• _Data extract_:
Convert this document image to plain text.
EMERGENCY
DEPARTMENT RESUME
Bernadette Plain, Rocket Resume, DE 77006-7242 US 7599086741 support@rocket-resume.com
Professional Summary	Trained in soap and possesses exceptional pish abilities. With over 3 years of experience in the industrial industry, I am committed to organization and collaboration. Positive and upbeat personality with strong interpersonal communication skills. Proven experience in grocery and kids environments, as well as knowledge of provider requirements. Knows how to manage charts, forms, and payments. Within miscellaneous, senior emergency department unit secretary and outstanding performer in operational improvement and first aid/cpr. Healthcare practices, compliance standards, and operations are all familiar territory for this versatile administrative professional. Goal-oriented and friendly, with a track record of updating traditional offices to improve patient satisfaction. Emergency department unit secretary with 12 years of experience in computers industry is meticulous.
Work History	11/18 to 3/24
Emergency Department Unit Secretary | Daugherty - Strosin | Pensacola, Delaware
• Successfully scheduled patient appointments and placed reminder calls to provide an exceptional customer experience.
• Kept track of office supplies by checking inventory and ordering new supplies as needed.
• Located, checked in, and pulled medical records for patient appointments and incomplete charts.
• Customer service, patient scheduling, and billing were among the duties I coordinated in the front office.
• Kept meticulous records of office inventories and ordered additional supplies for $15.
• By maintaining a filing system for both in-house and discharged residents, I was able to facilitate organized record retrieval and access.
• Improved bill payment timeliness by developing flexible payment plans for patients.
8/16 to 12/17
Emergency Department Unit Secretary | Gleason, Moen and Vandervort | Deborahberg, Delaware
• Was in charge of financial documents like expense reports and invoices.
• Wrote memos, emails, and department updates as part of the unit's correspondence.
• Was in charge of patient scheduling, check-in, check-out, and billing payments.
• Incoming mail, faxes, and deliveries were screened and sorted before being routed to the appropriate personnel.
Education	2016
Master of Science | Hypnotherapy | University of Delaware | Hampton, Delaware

• _What you have to do_:
The listing is to be given again exactly, line for line.

• _Task result_:
Convert this document image to plain text.
EMERGENCY
DEPARTMENT RESUME
Bernadette Plain, Rocket Resume, DE 77006-7242 US 7599086741 support@rocket-resume.com
Professional Summary	Trained in soap and possesses exceptional pish abilities. With over 3 years of experience in the industrial industry, I am committed to organization and collaboration. Positive and upbeat personality with strong interpersonal communication skills. Proven experience in grocery and kids environments, as well as knowledge of provider requirements. Knows how to manage charts, forms, and payments. Within miscellaneous, senior emergency department unit secretary and outstanding performer in operational improvement and first aid/cpr. Healthcare practices, compliance standards, and operations are all familiar territory for this versatile administrative professional. Goal-oriented and friendly, with a track record of updating traditional offices to improve patient satisfaction. Emergency department unit secretary with 12 years of experience in computers industry is meticulous.
Work History	11/18 to 3/24
Emergency Department Unit Secretary | Daugherty - Strosin | Pensacola, Delaware
• Successfully scheduled patient appointments and placed reminder calls to provide an exceptional customer experience.
• Kept track of office supplies by checking inventory and ordering new supplies as needed.
• Located, checked in, and pulled medical records for patient appointments and incomplete charts.
• Customer service, patient scheduling, and billing were among the duties I coordinated in the front office.
• Kept meticulous records of office inventories and ordered additional supplies for $15.
• By maintaining a filing system for both in-house and discharged residents, I was able to facilitate organized record retrieval and access.
• Improved bill payment timeliness by developing flexible payment plans for patients.
8/16 to 12/17
Emergency Department Unit Secretary | Gleason, Moen and Vandervort | Deborahberg, Delaware
• Was in charge of financial documents like expense reports and invoices.
• Wrote memos, emails, and department updates as part of the unit's correspondence.
• Was in charge of patient scheduling, check-in, check-out, and billing payments.
• Incoming mail, faxes, and deliveries were screened and sorted before being routed to the appropriate personnel.
Education	2016
Master of Science | Hypnotherapy | University of Delaware | Hampton, Delaware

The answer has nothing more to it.